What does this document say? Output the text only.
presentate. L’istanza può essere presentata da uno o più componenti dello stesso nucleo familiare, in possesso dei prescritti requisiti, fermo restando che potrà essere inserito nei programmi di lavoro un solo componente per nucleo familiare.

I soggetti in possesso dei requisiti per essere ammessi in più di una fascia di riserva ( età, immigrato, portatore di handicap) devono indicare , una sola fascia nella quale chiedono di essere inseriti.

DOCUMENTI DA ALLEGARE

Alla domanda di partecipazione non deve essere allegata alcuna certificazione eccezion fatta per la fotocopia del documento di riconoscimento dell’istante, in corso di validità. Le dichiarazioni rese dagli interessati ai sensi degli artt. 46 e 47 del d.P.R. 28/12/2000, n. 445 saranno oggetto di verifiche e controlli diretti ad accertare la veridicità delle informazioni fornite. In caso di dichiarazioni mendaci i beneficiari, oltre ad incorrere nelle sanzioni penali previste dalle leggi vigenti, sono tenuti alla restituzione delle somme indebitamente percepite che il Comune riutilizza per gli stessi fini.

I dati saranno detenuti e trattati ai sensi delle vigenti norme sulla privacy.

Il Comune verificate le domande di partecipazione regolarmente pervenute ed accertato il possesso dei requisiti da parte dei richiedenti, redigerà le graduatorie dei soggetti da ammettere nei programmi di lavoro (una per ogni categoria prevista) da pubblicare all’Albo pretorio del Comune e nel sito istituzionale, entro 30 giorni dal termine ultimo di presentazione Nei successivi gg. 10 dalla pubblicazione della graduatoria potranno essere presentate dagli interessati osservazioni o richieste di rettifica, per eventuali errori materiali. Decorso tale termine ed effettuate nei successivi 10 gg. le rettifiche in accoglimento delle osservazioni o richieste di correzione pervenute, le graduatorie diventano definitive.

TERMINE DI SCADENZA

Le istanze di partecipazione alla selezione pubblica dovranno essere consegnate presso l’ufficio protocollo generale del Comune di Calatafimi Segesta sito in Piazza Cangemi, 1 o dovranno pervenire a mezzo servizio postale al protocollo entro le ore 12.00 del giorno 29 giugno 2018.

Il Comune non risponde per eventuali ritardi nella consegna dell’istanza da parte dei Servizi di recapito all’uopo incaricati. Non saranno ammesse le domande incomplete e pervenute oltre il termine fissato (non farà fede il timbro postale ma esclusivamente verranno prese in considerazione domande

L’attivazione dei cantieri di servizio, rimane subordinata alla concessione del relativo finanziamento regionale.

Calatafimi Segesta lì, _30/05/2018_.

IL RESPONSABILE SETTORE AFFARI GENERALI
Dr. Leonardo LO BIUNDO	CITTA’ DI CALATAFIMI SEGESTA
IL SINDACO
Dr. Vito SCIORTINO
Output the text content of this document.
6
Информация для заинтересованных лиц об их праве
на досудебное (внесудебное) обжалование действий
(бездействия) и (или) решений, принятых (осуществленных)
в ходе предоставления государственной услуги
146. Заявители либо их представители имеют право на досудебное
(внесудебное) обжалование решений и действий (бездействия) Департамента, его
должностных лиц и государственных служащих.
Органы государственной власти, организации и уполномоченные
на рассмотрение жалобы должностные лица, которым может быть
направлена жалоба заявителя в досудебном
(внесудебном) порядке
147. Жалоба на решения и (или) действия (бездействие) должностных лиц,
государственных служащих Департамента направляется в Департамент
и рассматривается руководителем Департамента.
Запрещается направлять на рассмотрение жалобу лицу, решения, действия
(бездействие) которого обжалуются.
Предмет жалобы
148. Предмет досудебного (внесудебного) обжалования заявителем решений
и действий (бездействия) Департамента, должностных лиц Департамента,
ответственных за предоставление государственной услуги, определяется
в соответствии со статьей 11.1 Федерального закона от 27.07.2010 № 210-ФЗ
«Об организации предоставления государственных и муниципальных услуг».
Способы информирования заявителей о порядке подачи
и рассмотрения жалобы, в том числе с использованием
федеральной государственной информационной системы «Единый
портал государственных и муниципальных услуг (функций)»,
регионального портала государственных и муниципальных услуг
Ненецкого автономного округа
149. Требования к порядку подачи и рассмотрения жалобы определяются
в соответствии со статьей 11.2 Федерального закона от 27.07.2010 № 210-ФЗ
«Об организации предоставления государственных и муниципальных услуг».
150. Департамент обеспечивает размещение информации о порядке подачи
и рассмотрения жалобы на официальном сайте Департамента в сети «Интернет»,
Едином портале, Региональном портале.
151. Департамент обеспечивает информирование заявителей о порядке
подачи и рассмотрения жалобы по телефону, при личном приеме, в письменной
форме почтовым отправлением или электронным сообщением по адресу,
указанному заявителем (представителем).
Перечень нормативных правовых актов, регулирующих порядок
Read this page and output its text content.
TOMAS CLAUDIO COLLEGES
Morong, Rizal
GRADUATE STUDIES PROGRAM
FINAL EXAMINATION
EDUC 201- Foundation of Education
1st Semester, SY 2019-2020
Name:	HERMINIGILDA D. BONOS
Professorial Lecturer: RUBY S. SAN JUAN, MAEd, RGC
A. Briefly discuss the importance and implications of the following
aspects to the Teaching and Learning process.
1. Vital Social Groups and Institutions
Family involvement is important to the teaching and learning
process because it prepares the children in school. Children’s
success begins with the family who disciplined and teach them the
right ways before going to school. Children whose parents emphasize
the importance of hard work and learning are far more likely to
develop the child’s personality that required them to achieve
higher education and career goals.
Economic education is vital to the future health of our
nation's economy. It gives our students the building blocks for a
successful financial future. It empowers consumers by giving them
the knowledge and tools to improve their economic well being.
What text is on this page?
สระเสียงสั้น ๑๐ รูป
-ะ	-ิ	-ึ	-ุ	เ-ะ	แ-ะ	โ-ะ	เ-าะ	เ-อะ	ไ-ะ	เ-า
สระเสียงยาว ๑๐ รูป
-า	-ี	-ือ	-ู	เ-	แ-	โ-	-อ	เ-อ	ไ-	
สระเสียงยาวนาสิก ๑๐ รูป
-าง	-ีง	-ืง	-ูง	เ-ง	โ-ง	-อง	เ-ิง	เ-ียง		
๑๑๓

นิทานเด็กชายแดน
------------------------------------------------
# PROBLEM REQUIREMENTS
Give back all the records exactly as they stand.

# REPLY TO THE TASK
What does this document say? Output the text only.
presentate. L’istanza può essere presentata da uno o più componenti dello stesso nucleo familiare, in possesso dei prescritti requisiti, fermo restando che potrà essere inserito nei programmi di lavoro un solo componente per nucleo familiare.

I soggetti in possesso dei requisiti per essere ammessi in più di una fascia di riserva ( età, immigrato, portatore di handicap) devono indicare , una sola fascia nella quale chiedono di essere inseriti.

DOCUMENTI DA ALLEGARE

Alla domanda di partecipazione non deve essere allegata alcuna certificazione eccezion fatta per la fotocopia del documento di riconoscimento dell’istante, in corso di validità. Le dichiarazioni rese dagli interessati ai sensi degli artt. 46 e 47 del d.P.R. 28/12/2000, n. 445 saranno oggetto di verifiche e controlli diretti ad accertare la veridicità delle informazioni fornite. In caso di dichiarazioni mendaci i beneficiari, oltre ad incorrere nelle sanzioni penali previste dalle leggi vigenti, sono tenuti alla restituzione delle somme indebitamente percepite che il Comune riutilizza per gli stessi fini.

I dati saranno detenuti e trattati ai sensi delle vigenti norme sulla privacy.

Il Comune verificate le domande di partecipazione regolarmente pervenute ed accertato il possesso dei requisiti da parte dei richiedenti, redigerà le graduatorie dei soggetti da ammettere nei programmi di lavoro (una per ogni categoria prevista) da pubblicare all’Albo pretorio del Comune e nel sito istituzionale, entro 30 giorni dal termine ultimo di presentazione Nei successivi gg. 10 dalla pubblicazione della graduatoria potranno essere presentate dagli interessati osservazioni o richieste di rettifica, per eventuali errori materiali. Decorso tale termine ed effettuate nei successivi 10 gg. le rettifiche in accoglimento delle osservazioni o richieste di correzione pervenute, le graduatorie diventano definitive.

TERMINE DI SCADENZA

Le istanze di partecipazione alla selezione pubblica dovranno essere consegnate presso l’ufficio protocollo generale del Comune di Calatafimi Segesta sito in Piazza Cangemi, 1 o dovranno pervenire a mezzo servizio postale al protocollo entro le ore 12.00 del giorno 29 giugno 2018.

Il Comune non risponde per eventuali ritardi nella consegna dell’istanza da parte dei Servizi di recapito all’uopo incaricati. Non saranno ammesse le domande incomplete e pervenute oltre il termine fissato (non farà fede il timbro postale ma esclusivamente verranno prese in considerazione domande

L’attivazione dei cantieri di servizio, rimane subordinata alla concessione del relativo finanziamento regionale.

Calatafimi Segesta lì, _30/05/2018_.

IL RESPONSABILE SETTORE AFFARI GENERALI
Dr. Leonardo LO BIUNDO	CITTA’ DI CALATAFIMI SEGESTA
IL SINDACO
Dr. Vito SCIORTINO
Output the text content of this document.
6
Информация для заинтересованных лиц об их праве
на досудебное (внесудебное) обжалование действий
(бездействия) и (или) решений, принятых (осуществленных)
в ходе предоставления государственной услуги
146. Заявители либо их представители имеют право на досудебное
(внесудебное) обжалование решений и действий (бездействия) Департамента, его
должностных лиц и государственных служащих.
Органы государственной власти, организации и уполномоченные
на рассмотрение жалобы должностные лица, которым может быть
направлена жалоба заявителя в досудебном
(внесудебном) порядке
147. Жалоба на решения и (или) действия (бездействие) должностных лиц,
государственных служащих Департамента направляется в Департамент
и рассматривается руководителем Департамента.
Запрещается направлять на рассмотрение жалобу лицу, решения, действия
(бездействие) которого обжалуются.
Предмет жалобы
148. Предмет досудебного (внесудебного) обжалования заявителем решений
и действий (бездействия) Департамента, должностных лиц Департамента,
ответственных за предоставление государственной услуги, определяется
в соответствии со статьей 11.1 Федерального закона от 27.07.2010 № 210-ФЗ
«Об организации предоставления государственных и муниципальных услуг».
Способы информирования заявителей о порядке подачи
и рассмотрения жалобы, в том числе с использованием
федеральной государственной информационной системы «Единый
портал государственных и муниципальных услуг (функций)»,
регионального портала государственных и муниципальных услуг
Ненецкого автономного округа
149. Требования к порядку подачи и рассмотрения жалобы определяются
в соответствии со статьей 11.2 Федерального закона от 27.07.2010 № 210-ФЗ
«Об организации предоставления государственных и муниципальных услуг».
150. Департамент обеспечивает размещение информации о порядке подачи
и рассмотрения жалобы на официальном сайте Департамента в сети «Интернет»,
Едином портале, Региональном портале.
151. Департамент обеспечивает информирование заявителей о порядке
подачи и рассмотрения жалобы по телефону, при личном приеме, в письменной
форме почтовым отправлением или электронным сообщением по адресу,
указанному заявителем (представителем).
Перечень нормативных правовых актов, регулирующих порядок
Read this page and output its text content.
TOMAS CLAUDIO COLLEGES
Morong, Rizal
GRADUATE STUDIES PROGRAM
FINAL EXAMINATION
EDUC 201- Foundation of Education
1st Semester, SY 2019-2020
Name:	HERMINIGILDA D. BONOS
Professorial Lecturer: RUBY S. SAN JUAN, MAEd, RGC
A. Briefly discuss the importance and implications of the following
aspects to the Teaching and Learning process.
1. Vital Social Groups and Institutions
Family involvement is important to the teaching and learning
process because it prepares the children in school. Children’s
success begins with the family who disciplined and teach them the
right ways before going to school. Children whose parents emphasize
the importance of hard work and learning are far more likely to
develop the child’s personality that required them to achieve
higher education and career goals.
Economic education is vital to the future health of our
nation's economy. It gives our students the building blocks for a
successful financial future. It empowers consumers by giving them
the knowledge and tools to improve their economic well being.
What text is on this page?
สระเสียงสั้น ๑๐ รูป
-ะ	-ิ	-ึ	-ุ	เ-ะ	แ-ะ	โ-ะ	เ-าะ	เ-อะ	ไ-ะ	เ-า
สระเสียงยาว ๑๐ รูป
-า	-ี	-ือ	-ู	เ-	แ-	โ-	-อ	เ-อ	ไ-	
สระเสียงยาวนาสิก ๑๐ รูป
-าง	-ีง	-ืง	-ูง	เ-ง	โ-ง	-อง	เ-ิง	เ-ียง		
๑๑๓

นิทานเด็กชายแดน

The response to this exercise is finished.